→ **REQUIREMENTS**: Each line of the material below that holds the word "years" needs to be copied.
** BEGIN DATASET **
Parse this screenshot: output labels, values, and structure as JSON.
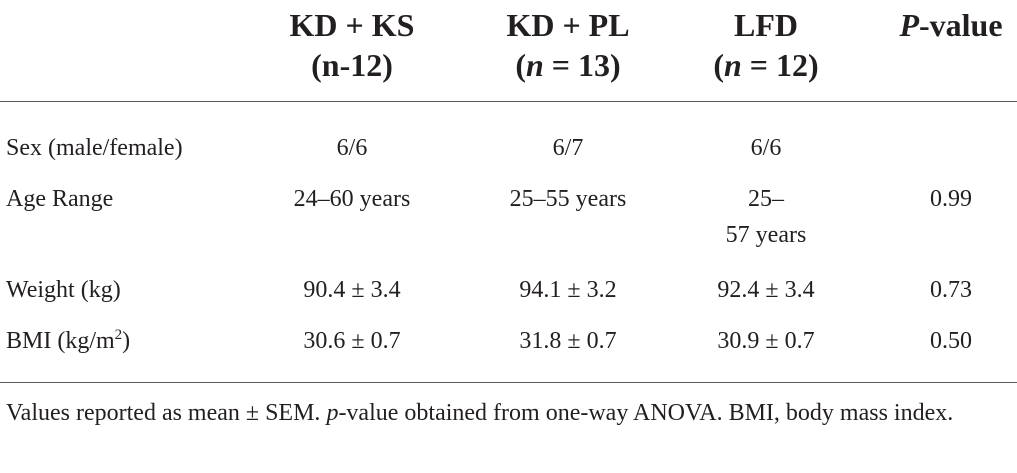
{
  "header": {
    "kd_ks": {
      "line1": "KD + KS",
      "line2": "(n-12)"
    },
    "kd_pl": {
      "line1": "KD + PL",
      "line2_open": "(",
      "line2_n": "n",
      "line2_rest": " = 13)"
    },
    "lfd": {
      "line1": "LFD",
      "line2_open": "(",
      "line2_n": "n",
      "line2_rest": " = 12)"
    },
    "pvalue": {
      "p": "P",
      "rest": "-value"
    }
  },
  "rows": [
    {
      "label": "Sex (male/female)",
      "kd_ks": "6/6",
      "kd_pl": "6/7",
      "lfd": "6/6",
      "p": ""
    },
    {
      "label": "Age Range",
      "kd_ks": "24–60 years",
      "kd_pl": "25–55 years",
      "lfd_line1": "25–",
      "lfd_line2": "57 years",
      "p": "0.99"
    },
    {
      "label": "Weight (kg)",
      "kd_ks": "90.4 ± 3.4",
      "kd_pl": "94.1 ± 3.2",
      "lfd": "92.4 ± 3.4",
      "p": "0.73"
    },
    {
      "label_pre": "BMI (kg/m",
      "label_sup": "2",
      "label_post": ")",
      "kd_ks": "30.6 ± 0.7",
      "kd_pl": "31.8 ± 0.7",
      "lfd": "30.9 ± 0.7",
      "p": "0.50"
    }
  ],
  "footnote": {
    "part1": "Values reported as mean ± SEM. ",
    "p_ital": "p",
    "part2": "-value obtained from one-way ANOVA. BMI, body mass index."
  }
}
** END DATASET **
** BEGIN DATASET **
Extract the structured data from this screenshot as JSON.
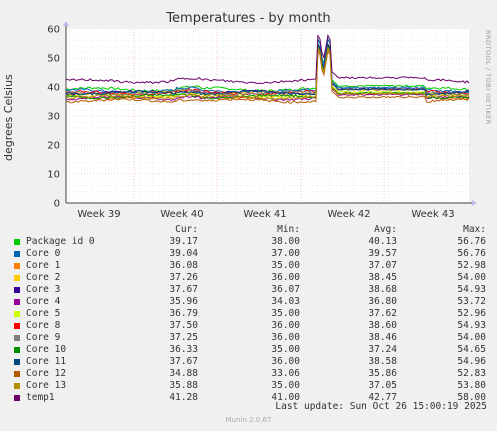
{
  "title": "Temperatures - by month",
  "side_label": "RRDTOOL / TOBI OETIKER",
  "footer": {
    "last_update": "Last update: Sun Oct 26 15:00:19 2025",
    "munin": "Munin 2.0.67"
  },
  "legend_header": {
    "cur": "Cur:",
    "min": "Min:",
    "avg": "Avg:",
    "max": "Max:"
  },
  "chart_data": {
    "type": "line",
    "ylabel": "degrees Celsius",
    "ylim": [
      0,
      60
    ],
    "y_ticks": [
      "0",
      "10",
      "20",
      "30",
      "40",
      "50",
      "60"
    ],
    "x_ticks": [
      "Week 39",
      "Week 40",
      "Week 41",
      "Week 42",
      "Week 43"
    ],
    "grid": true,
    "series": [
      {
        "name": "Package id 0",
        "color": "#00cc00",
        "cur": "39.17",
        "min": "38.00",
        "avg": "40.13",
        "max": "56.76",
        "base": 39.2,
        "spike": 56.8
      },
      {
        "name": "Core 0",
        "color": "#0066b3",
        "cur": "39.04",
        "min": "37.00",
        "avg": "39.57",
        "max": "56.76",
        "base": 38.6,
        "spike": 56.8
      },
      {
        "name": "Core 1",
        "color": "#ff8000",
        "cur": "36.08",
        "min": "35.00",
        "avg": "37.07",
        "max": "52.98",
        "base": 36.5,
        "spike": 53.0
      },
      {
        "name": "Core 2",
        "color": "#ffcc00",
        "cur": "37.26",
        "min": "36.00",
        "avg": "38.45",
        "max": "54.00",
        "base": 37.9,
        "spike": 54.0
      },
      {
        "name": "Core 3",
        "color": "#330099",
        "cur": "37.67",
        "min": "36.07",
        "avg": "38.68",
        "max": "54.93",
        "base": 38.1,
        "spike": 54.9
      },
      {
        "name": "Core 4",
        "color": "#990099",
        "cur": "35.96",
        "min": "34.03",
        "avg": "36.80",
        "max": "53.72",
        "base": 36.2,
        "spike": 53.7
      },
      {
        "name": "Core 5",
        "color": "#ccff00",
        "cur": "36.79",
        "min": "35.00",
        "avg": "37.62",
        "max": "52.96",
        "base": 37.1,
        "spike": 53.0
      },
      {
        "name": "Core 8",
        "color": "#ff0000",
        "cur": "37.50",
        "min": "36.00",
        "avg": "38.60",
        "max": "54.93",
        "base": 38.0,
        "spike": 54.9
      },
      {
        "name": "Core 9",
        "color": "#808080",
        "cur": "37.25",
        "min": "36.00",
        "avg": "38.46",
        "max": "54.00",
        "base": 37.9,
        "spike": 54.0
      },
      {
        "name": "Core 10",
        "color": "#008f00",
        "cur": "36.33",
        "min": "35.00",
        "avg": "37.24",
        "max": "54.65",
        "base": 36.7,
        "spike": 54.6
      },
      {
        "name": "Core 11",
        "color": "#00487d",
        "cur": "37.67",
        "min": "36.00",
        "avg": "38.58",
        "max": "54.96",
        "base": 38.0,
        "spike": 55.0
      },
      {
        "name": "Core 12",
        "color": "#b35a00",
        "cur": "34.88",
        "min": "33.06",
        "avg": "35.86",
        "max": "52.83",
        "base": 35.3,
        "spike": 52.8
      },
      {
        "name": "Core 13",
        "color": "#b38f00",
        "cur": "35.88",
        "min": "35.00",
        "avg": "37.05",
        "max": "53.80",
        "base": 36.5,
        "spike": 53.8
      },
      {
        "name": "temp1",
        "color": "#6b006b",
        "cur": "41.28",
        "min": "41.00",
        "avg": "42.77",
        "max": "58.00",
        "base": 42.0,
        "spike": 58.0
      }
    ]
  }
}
** END DATASET **
→ **THE RESULT**:
      "kd_ks": "24–60 years",
      "kd_pl": "25–55 years",
      "lfd_line2": "57 years",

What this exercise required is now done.